RECORDS SHOWN.
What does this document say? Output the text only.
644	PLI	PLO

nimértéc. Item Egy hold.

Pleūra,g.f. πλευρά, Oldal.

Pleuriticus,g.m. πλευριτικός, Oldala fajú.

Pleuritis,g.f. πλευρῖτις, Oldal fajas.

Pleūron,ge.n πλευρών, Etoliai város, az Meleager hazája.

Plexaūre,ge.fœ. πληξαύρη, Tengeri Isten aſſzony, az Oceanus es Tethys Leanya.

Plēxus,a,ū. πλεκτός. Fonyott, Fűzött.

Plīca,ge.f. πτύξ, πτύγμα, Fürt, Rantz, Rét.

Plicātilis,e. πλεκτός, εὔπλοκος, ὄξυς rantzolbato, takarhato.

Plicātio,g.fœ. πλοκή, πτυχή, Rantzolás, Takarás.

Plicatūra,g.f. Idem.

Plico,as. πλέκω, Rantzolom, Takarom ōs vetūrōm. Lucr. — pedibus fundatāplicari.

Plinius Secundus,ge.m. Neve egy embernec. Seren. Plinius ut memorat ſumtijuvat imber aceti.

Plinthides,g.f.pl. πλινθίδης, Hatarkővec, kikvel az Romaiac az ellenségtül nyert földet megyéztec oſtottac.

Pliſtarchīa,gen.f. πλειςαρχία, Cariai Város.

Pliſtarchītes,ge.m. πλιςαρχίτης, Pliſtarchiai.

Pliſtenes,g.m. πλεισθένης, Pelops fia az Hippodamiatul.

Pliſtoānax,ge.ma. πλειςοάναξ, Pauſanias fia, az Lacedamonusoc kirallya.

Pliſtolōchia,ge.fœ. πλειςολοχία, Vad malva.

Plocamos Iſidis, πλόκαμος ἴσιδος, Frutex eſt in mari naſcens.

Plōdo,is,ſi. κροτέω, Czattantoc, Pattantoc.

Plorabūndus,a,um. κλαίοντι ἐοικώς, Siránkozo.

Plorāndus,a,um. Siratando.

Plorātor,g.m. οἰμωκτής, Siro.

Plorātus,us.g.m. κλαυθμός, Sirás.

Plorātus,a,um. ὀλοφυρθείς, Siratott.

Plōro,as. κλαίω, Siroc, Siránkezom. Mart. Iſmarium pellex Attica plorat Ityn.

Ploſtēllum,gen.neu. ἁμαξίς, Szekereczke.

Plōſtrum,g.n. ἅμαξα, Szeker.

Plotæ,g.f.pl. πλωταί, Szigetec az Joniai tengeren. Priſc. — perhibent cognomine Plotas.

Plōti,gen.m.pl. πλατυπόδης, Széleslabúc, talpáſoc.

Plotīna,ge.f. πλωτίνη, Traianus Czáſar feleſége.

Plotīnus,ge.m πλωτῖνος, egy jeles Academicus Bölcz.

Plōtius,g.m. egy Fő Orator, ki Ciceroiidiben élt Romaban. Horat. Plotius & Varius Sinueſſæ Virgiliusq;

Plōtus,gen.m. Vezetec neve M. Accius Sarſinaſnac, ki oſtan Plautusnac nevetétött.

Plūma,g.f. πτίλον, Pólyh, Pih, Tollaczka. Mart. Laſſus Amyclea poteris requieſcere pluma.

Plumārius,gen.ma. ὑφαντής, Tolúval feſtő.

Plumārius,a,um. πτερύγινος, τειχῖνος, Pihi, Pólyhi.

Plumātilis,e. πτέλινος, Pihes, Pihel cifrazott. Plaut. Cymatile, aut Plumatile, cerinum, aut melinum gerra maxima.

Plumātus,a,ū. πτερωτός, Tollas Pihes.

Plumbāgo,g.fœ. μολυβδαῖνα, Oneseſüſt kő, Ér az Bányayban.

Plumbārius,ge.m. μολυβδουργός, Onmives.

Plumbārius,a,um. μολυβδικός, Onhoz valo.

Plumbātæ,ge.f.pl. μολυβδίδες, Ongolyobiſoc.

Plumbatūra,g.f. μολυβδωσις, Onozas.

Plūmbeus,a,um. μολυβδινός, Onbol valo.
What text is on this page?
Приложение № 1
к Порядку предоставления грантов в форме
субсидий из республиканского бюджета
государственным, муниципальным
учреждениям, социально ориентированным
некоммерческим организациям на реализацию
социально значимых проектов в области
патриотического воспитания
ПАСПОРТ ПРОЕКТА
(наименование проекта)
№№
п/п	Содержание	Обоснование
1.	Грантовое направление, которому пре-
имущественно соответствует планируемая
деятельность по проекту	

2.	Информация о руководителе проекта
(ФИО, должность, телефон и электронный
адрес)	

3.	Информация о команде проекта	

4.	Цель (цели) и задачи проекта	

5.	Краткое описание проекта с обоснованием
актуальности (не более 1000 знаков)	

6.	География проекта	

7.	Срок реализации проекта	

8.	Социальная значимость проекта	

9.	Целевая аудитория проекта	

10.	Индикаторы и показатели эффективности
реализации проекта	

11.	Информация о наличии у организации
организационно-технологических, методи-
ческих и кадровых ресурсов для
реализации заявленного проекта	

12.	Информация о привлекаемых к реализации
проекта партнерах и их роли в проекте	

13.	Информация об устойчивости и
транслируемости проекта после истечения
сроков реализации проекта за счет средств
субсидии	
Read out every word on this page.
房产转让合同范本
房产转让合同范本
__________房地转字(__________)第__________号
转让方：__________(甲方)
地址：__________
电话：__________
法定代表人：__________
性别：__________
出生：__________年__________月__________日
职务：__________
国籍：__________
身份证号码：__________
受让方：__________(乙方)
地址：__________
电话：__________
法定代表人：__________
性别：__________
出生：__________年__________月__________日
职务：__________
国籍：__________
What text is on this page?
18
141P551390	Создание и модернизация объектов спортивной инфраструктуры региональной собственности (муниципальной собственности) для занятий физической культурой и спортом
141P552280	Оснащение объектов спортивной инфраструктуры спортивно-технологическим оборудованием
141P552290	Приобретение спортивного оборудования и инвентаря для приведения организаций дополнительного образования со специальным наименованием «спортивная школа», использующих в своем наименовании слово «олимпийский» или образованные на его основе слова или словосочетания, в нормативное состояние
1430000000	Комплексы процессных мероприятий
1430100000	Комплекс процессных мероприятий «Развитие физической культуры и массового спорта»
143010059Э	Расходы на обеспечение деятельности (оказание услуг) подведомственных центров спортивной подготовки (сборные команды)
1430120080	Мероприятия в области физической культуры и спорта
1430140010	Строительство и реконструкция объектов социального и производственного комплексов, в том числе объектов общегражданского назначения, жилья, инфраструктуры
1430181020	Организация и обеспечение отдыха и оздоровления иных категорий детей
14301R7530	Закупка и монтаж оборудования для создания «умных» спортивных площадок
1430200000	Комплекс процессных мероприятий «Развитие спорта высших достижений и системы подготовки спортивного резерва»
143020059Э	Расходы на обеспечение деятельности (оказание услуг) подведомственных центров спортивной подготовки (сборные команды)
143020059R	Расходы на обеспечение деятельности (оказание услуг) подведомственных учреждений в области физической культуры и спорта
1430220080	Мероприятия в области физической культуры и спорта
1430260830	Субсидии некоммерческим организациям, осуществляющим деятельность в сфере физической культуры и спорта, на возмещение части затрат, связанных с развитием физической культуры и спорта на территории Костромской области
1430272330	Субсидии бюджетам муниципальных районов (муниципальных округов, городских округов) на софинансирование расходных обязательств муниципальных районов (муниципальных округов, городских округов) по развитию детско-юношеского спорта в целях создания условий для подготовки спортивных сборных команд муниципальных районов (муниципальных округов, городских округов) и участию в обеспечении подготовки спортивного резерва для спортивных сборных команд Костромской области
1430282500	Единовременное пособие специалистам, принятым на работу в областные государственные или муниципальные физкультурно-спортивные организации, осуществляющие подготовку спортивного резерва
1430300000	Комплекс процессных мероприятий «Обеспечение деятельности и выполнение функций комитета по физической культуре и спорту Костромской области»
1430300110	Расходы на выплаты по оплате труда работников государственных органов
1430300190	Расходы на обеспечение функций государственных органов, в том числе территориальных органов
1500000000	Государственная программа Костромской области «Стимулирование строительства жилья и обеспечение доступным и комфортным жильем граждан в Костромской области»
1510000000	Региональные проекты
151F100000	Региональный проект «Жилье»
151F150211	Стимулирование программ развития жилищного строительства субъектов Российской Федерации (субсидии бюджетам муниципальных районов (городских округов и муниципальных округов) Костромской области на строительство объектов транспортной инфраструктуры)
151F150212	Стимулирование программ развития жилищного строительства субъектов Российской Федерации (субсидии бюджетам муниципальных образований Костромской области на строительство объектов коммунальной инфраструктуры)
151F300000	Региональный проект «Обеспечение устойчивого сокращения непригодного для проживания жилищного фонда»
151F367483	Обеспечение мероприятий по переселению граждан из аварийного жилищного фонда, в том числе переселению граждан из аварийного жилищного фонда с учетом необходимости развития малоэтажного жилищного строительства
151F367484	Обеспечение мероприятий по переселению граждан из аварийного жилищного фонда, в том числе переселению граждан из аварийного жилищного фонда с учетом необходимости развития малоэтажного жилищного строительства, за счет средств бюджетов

THE TASK. How many lines of these entries contain "сборные"? Answer with the number and nothing else.

COMPLETED EXERCISE. 2